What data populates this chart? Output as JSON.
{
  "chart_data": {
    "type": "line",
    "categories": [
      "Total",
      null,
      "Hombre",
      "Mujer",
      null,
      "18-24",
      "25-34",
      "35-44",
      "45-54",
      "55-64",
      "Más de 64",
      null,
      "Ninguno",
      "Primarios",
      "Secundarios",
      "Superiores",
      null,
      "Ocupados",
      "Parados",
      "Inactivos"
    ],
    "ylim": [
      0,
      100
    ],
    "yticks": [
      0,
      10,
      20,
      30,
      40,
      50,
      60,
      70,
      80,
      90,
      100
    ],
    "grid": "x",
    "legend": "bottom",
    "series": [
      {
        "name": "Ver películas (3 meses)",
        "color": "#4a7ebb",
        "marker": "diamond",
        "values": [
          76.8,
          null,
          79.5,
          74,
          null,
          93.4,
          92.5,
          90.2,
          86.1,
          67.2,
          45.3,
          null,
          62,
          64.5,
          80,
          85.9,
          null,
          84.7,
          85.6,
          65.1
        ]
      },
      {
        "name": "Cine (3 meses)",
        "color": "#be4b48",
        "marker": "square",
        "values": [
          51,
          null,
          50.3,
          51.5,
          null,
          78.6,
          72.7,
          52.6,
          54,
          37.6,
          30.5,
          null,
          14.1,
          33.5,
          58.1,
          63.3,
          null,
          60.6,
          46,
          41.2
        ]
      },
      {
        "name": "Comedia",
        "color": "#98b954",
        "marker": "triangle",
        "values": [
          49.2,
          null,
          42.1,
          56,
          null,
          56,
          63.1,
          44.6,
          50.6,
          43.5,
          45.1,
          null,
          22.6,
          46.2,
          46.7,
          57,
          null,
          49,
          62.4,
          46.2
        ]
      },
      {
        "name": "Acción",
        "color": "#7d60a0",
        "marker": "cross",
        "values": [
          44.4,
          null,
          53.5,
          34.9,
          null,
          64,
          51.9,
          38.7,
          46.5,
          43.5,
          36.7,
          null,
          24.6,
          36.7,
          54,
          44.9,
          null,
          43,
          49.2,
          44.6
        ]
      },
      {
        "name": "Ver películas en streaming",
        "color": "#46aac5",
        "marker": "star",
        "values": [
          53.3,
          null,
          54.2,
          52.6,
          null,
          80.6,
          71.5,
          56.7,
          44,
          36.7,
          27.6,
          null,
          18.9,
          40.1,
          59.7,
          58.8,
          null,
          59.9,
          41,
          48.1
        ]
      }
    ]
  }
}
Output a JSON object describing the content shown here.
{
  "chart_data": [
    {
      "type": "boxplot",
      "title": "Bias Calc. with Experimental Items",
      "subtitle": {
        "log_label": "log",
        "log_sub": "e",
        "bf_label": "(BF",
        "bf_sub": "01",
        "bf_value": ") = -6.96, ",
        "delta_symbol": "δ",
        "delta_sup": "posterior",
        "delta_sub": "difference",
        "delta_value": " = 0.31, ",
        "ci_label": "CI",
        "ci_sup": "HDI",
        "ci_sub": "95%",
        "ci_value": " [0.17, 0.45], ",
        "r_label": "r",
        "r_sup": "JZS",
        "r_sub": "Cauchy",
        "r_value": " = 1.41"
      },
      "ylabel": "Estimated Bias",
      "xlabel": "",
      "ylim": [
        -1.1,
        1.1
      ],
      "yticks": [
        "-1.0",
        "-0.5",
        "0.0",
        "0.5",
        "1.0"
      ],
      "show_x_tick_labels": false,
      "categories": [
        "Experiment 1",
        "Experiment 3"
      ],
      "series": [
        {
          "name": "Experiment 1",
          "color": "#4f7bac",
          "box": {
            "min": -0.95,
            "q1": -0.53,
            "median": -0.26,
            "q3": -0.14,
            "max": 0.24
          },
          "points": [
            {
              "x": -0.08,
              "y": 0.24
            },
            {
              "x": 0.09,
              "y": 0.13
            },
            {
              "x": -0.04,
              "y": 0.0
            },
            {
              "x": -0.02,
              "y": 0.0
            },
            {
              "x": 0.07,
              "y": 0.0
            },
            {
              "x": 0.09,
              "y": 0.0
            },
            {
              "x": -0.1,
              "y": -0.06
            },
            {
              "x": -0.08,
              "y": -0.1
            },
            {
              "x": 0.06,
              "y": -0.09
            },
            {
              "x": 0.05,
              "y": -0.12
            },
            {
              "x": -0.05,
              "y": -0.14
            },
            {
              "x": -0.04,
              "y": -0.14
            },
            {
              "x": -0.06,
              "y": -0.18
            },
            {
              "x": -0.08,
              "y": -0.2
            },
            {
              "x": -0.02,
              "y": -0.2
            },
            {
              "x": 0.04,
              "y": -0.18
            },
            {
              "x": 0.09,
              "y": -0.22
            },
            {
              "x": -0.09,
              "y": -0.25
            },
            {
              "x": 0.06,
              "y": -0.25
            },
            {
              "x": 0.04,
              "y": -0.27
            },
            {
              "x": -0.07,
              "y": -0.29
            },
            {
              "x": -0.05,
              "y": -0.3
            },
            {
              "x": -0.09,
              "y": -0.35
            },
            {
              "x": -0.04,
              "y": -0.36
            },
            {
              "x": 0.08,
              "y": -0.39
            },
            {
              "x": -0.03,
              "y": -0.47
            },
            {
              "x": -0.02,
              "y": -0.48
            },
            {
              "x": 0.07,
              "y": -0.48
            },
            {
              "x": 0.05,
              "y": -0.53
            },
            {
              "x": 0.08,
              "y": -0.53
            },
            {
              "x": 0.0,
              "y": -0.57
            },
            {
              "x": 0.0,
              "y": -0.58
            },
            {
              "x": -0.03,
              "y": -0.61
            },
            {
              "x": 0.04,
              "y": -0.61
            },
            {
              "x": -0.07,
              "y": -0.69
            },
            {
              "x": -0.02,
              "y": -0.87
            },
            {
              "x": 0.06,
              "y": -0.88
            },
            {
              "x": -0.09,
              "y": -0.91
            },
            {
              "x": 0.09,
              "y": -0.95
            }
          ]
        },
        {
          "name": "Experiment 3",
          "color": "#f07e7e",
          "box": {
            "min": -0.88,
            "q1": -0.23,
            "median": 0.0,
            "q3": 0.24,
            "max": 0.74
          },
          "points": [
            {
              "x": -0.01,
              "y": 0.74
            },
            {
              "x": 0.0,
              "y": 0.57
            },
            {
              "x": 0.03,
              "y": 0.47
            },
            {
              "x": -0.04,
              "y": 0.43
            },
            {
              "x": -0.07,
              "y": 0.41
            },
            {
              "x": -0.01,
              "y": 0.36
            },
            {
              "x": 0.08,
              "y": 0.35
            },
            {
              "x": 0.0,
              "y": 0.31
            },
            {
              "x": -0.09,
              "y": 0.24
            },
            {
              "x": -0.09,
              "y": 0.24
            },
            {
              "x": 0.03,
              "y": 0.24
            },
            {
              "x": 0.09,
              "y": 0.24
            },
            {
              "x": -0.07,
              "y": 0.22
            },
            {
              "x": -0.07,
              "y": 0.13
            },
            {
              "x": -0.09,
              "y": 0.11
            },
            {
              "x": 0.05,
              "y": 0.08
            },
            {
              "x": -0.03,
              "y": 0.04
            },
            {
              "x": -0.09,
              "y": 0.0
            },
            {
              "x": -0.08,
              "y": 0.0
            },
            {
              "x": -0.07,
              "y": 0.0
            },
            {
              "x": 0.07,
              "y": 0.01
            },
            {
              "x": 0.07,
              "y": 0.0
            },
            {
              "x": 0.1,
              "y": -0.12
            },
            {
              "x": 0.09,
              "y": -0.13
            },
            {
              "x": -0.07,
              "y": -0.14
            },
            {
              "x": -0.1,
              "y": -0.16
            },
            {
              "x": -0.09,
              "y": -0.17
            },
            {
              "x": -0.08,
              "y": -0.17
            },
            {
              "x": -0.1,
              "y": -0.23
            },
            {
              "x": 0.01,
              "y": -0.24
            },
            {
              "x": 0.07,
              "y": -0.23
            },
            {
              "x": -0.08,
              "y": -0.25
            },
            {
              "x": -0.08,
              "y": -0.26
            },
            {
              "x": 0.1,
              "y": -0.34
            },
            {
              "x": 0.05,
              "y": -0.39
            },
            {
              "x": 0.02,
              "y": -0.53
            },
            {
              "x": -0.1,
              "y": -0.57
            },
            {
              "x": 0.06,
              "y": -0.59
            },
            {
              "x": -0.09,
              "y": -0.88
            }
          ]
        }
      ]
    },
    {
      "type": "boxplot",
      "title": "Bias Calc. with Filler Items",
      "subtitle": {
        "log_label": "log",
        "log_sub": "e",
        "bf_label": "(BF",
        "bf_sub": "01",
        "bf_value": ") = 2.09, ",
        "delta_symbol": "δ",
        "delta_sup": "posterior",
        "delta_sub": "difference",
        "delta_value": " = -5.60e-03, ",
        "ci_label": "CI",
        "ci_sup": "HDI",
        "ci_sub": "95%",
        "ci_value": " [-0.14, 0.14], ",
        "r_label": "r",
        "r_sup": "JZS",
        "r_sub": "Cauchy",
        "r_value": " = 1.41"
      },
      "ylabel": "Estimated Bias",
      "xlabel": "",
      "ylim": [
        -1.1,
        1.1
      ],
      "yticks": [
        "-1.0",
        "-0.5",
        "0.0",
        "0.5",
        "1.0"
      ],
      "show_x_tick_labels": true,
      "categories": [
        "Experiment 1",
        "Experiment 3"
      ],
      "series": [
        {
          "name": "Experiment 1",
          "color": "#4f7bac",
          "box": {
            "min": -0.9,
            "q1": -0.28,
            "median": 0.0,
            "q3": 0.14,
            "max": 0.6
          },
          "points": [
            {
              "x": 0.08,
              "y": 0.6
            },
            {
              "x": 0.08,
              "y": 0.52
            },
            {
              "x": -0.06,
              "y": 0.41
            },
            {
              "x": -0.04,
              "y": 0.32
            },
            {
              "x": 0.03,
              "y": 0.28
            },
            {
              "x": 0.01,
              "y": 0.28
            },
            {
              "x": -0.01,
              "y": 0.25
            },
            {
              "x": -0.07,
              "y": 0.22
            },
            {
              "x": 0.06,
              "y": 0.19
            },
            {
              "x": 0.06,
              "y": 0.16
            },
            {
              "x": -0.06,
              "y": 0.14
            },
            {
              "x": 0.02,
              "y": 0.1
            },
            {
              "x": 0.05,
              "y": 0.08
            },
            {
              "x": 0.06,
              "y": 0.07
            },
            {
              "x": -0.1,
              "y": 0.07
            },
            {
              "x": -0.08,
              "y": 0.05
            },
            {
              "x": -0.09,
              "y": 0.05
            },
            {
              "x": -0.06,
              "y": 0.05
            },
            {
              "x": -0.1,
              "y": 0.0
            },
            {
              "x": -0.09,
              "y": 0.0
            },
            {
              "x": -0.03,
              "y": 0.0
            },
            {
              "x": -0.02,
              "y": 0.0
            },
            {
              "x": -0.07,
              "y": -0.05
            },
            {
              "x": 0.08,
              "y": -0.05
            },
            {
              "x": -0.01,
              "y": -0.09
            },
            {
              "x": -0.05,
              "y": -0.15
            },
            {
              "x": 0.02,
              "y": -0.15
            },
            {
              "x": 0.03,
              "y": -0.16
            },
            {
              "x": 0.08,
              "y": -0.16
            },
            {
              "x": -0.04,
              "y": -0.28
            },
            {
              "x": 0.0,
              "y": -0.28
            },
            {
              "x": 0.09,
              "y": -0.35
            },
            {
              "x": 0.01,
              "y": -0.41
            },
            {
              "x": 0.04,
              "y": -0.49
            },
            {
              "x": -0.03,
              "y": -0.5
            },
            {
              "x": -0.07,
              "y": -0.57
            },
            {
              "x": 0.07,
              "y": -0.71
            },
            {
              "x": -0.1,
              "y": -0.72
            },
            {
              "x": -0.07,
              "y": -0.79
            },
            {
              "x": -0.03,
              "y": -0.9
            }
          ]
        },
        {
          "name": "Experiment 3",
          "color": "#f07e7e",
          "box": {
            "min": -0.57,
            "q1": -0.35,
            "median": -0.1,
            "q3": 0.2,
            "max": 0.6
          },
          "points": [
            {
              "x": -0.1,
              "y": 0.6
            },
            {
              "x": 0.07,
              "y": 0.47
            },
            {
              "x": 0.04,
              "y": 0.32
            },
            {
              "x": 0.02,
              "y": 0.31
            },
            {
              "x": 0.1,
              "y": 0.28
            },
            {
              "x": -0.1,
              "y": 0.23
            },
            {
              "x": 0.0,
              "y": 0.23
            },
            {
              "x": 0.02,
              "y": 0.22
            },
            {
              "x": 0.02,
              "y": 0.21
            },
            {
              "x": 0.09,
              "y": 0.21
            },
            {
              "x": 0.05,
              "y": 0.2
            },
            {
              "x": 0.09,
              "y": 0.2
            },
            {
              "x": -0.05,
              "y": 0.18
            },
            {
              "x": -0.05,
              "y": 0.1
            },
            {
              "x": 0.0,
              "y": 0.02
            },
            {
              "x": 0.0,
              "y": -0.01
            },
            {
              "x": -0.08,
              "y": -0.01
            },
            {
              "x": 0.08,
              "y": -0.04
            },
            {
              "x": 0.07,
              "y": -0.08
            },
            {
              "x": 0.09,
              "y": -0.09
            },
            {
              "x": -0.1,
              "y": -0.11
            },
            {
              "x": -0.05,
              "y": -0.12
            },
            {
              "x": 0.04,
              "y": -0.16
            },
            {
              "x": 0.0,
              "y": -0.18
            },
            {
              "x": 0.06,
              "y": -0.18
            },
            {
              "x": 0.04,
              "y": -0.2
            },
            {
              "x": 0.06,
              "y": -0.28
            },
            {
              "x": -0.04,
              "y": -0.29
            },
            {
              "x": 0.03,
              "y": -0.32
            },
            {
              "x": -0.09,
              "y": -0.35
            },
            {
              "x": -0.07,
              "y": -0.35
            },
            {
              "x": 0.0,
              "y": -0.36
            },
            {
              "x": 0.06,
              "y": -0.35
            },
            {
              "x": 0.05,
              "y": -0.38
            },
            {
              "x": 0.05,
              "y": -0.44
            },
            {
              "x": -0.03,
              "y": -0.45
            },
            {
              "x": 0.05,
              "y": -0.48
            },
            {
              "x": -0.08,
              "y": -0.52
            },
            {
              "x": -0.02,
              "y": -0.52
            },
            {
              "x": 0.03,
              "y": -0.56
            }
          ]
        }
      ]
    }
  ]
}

* * *

§ GOAL
Track down every line with the word "Items" and copy it.

§ EXERCISE OUTPUT
      "title": "Bias Calc. with Experimental Items",
      "title": "Bias Calc. with Filler Items",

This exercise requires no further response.